EXERCISE REQUIREMENTS
Print the listing that follows, character for character.

-------

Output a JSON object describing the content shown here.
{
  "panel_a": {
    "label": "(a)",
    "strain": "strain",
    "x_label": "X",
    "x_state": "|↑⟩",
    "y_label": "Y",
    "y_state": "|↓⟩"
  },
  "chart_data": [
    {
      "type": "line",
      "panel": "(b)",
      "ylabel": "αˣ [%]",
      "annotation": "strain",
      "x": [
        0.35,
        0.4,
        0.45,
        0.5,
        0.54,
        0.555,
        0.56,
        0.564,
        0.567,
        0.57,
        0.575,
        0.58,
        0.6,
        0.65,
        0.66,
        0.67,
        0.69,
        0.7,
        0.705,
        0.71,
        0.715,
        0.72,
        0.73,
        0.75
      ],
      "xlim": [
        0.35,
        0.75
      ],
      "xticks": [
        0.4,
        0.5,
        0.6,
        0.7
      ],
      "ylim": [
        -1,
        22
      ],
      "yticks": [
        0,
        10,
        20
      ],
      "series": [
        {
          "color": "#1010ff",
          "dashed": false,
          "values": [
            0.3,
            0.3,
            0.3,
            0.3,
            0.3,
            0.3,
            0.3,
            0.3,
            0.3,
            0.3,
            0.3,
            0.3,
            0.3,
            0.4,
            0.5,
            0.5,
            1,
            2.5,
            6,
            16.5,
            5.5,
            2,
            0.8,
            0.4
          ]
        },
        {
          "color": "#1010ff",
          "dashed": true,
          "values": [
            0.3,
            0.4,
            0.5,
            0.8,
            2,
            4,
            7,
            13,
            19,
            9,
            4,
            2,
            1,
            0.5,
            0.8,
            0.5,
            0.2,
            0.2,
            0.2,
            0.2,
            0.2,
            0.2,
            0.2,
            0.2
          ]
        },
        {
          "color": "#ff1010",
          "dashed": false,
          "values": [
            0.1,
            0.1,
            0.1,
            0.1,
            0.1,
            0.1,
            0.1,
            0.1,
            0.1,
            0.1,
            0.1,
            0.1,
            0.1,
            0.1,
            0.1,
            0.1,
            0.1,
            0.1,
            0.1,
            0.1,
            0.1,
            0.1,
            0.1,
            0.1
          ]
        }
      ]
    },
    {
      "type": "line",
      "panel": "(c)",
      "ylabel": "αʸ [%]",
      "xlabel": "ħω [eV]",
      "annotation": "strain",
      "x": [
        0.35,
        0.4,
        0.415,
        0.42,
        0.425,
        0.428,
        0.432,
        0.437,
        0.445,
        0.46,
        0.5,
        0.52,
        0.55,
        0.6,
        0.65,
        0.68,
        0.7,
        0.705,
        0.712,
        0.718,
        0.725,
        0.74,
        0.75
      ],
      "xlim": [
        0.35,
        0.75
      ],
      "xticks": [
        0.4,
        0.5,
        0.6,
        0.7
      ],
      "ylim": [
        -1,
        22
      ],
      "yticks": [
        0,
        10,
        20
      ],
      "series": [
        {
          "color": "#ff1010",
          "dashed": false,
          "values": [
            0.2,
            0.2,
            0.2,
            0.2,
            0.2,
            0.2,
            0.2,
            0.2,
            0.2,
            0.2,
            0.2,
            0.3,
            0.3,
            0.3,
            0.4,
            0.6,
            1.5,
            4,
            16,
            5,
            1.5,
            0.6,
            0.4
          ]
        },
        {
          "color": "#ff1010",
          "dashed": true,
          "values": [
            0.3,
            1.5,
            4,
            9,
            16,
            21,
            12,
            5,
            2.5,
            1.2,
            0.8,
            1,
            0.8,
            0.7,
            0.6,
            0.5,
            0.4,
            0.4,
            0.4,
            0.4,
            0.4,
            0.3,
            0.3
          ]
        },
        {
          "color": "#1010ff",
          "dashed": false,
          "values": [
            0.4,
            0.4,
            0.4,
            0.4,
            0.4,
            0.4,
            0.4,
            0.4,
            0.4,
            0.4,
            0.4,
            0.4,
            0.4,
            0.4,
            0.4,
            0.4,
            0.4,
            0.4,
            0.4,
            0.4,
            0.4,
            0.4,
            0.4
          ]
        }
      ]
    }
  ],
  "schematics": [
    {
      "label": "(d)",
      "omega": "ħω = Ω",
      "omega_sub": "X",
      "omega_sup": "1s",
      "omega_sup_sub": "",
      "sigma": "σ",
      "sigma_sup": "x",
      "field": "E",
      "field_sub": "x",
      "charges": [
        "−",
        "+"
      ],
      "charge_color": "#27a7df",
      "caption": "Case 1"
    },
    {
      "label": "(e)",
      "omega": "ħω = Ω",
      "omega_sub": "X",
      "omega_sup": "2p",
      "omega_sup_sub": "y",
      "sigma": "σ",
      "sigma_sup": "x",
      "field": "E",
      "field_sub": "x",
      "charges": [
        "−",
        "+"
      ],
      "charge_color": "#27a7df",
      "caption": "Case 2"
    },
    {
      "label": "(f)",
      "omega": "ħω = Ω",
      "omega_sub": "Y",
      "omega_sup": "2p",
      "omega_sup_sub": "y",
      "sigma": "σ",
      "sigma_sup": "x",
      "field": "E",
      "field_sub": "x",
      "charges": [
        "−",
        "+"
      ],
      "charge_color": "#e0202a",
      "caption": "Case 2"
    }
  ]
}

-------

EXERCISE SOLUTION
Output a JSON object describing the content shown here.
{
  "panel_a": {
    "label": "(a)",
    "strain": "strain",
    "x_label": "X",
    "x_state": "|↑⟩",
    "y_label": "Y",
    "y_state": "|↓⟩"
  },
  "chart_data": [
    {
      "type": "line",
      "panel": "(b)",
      "ylabel": "αˣ [%]",
      "annotation": "strain",
      "x": [
        0.35,
        0.4,
        0.45,
        0.5,
        0.54,
        0.555,
        0.56,
        0.564,
        0.567,
        0.57,
        0.575,
        0.58,
        0.6,
        0.65,
        0.66,
        0.67,
        0.69,
        0.7,
        0.705,
        0.71,
        0.715,
        0.72,
        0.73,
        0.75
      ],
      "xlim": [
        0.35,
        0.75
      ],
      "xticks": [
        0.4,
        0.5,
        0.6,
        0.7
      ],
      "ylim": [
        -1,
        22
      ],
      "yticks": [
        0,
        10,
        20
      ],
      "series": [
        {
          "color": "#1010ff",
          "dashed": false,
          "values": [
            0.3,
            0.3,
            0.3,
            0.3,
            0.3,
            0.3,
            0.3,
            0.3,
            0.3,
            0.3,
            0.3,
            0.3,
            0.3,
            0.4,
            0.5,
            0.5,
            1,
            2.5,
            6,
            16.5,
            5.5,
            2,
            0.8,
            0.4
          ]
        },
        {
          "color": "#1010ff",
          "dashed": true,
          "values": [
            0.3,
            0.4,
            0.5,
            0.8,
            2,
            4,
            7,
            13,
            19,
            9,
            4,
            2,
            1,
            0.5,
            0.8,
            0.5,
            0.2,
            0.2,
            0.2,
            0.2,
            0.2,
            0.2,
            0.2,
            0.2
          ]
        },
        {
          "color": "#ff1010",
          "dashed": false,
          "values": [
            0.1,
            0.1,
            0.1,
            0.1,
            0.1,
            0.1,
            0.1,
            0.1,
            0.1,
            0.1,
            0.1,
            0.1,
            0.1,
            0.1,
            0.1,
            0.1,
            0.1,
            0.1,
            0.1,
            0.1,
            0.1,
            0.1,
            0.1,
            0.1
          ]
        }
      ]
    },
    {
      "type": "line",
      "panel": "(c)",
      "ylabel": "αʸ [%]",
      "xlabel": "ħω [eV]",
      "annotation": "strain",
      "x": [
        0.35,
        0.4,
        0.415,
        0.42,
        0.425,
        0.428,
        0.432,
        0.437,
        0.445,
        0.46,
        0.5,
        0.52,
        0.55,
        0.6,
        0.65,
        0.68,
        0.7,
        0.705,
        0.712,
        0.718,
        0.725,
        0.74,
        0.75
      ],
      "xlim": [
        0.35,
        0.75
      ],
      "xticks": [
        0.4,
        0.5,
        0.6,
        0.7
      ],
      "ylim": [
        -1,
        22
      ],
      "yticks": [
        0,
        10,
        20
      ],
      "series": [
        {
          "color": "#ff1010",
          "dashed": false,
          "values": [
            0.2,
            0.2,
            0.2,
            0.2,
            0.2,
            0.2,
            0.2,
            0.2,
            0.2,
            0.2,
            0.2,
            0.3,
            0.3,
            0.3,
            0.4,
            0.6,
            1.5,
            4,
            16,
            5,
            1.5,
            0.6,
            0.4
          ]
        },
        {
          "color": "#ff1010",
          "dashed": true,
          "values": [
            0.3,
            1.5,
            4,
            9,
            16,
            21,
            12,
            5,
            2.5,
            1.2,
            0.8,
            1,
            0.8,
            0.7,
            0.6,
            0.5,
            0.4,
            0.4,
            0.4,
            0.4,
            0.4,
            0.3,
            0.3
          ]
        },
        {
          "color": "#1010ff",
          "dashed": false,
          "values": [
            0.4,
            0.4,
            0.4,
            0.4,
            0.4,
            0.4,
            0.4,
            0.4,
            0.4,
            0.4,
            0.4,
            0.4,
            0.4,
            0.4,
            0.4,
            0.4,
            0.4,
            0.4,
            0.4,
            0.4,
            0.4,
            0.4,
            0.4
          ]
        }
      ]
    }
  ],
  "schematics": [
    {
      "label": "(d)",
      "omega": "ħω = Ω",
      "omega_sub": "X",
      "omega_sup": "1s",
      "omega_sup_sub": "",
      "sigma": "σ",
      "sigma_sup": "x",
      "field": "E",
      "field_sub": "x",
      "charges": [
        "−",
        "+"
      ],
      "charge_color": "#27a7df",
      "caption": "Case 1"
    },
    {
      "label": "(e)",
      "omega": "ħω = Ω",
      "omega_sub": "X",
      "omega_sup": "2p",
      "omega_sup_sub": "y",
      "sigma": "σ",
      "sigma_sup": "x",
      "field": "E",
      "field_sub": "x",
      "charges": [
        "−",
        "+"
      ],
      "charge_color": "#27a7df",
      "caption": "Case 2"
    },
    {
      "label": "(f)",
      "omega": "ħω = Ω",
      "omega_sub": "Y",
      "omega_sup": "2p",
      "omega_sup_sub": "y",
      "sigma": "σ",
      "sigma_sup": "x",
      "field": "E",
      "field_sub": "x",
      "charges": [
        "−",
        "+"
      ],
      "charge_color": "#e0202a",
      "caption": "Case 2"
    }
  ]
}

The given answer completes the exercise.